-- Objective --
Show only lines that include "Componente".

-- Supplied data --
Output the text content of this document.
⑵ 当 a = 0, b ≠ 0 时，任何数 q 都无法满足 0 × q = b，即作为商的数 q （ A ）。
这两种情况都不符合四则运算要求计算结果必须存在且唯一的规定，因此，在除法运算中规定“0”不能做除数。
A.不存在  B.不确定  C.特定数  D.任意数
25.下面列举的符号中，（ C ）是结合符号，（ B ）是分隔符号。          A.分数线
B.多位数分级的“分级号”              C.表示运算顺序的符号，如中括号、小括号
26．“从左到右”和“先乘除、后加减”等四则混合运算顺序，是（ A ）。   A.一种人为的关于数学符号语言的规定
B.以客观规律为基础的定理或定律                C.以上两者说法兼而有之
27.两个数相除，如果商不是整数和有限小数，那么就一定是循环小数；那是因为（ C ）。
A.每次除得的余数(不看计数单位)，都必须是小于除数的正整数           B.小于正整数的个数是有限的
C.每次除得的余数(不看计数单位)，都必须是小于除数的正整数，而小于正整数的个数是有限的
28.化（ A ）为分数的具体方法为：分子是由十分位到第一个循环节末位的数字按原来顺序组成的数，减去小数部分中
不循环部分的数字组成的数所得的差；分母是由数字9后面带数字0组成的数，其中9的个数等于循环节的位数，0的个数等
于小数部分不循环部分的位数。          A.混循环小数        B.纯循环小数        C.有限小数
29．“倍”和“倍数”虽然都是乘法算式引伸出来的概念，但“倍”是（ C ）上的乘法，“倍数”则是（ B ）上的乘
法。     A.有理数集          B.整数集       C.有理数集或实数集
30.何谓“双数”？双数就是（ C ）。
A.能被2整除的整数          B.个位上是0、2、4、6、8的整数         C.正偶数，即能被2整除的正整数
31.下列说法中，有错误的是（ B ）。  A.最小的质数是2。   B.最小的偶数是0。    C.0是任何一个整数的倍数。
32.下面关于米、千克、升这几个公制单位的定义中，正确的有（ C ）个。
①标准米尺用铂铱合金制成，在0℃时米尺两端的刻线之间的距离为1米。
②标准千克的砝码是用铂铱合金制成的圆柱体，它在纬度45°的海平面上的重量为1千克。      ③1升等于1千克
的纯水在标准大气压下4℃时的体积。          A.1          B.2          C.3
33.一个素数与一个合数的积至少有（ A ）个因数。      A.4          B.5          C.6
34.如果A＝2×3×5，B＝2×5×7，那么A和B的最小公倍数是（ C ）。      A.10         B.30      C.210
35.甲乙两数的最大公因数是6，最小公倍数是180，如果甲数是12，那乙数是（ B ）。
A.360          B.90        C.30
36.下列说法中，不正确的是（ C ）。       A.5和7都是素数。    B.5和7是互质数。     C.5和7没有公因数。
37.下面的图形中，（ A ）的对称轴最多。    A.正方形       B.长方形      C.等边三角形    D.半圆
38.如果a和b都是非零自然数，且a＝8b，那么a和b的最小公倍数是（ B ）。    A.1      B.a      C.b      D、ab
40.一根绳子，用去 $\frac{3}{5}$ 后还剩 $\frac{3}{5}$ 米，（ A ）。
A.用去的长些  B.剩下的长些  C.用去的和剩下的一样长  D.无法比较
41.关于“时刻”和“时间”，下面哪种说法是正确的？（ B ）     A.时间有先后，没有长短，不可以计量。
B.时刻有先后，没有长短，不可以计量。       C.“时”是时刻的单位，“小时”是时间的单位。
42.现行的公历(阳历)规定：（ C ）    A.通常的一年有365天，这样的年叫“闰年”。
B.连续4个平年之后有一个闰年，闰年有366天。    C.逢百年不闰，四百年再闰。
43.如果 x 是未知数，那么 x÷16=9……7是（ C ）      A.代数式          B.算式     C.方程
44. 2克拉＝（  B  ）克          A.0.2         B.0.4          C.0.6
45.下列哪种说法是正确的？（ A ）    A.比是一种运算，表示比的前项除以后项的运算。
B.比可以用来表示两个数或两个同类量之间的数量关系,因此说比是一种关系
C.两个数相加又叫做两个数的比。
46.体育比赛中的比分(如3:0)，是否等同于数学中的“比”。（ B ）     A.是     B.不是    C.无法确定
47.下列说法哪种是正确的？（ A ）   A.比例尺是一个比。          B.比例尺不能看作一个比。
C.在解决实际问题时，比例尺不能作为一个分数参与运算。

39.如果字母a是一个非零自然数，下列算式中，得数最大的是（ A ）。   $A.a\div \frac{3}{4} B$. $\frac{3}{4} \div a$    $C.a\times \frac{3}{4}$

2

* * *

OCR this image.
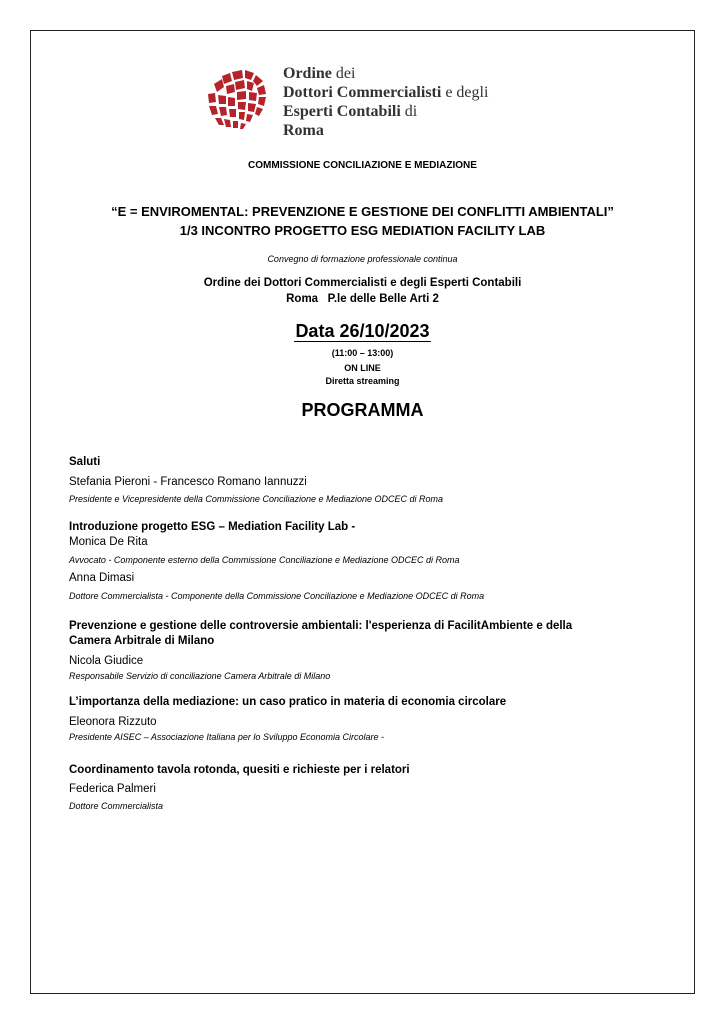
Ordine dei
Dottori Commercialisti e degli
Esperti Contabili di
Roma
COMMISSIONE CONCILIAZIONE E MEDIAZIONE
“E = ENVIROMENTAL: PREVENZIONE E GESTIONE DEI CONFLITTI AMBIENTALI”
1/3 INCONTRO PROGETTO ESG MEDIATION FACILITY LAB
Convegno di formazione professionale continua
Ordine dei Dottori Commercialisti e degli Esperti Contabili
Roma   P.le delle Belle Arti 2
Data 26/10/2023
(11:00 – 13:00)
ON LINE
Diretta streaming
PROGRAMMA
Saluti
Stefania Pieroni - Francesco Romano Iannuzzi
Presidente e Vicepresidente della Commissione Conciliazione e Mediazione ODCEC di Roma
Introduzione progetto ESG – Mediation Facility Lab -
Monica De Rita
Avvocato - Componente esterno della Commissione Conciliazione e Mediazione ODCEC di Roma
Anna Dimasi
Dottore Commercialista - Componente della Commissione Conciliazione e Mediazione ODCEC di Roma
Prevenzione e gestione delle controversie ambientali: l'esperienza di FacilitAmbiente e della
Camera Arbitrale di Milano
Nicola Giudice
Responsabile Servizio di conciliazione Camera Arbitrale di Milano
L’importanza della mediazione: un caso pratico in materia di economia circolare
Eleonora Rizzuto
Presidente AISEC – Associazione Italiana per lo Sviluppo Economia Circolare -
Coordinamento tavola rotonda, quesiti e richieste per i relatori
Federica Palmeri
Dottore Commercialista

-- Reply to the exercise --
Avvocato - Componente esterno della Commissione Conciliazione e Mediazione ODCEC di Roma
Dottore Commercialista - Componente della Commissione Conciliazione e Mediazione ODCEC di Roma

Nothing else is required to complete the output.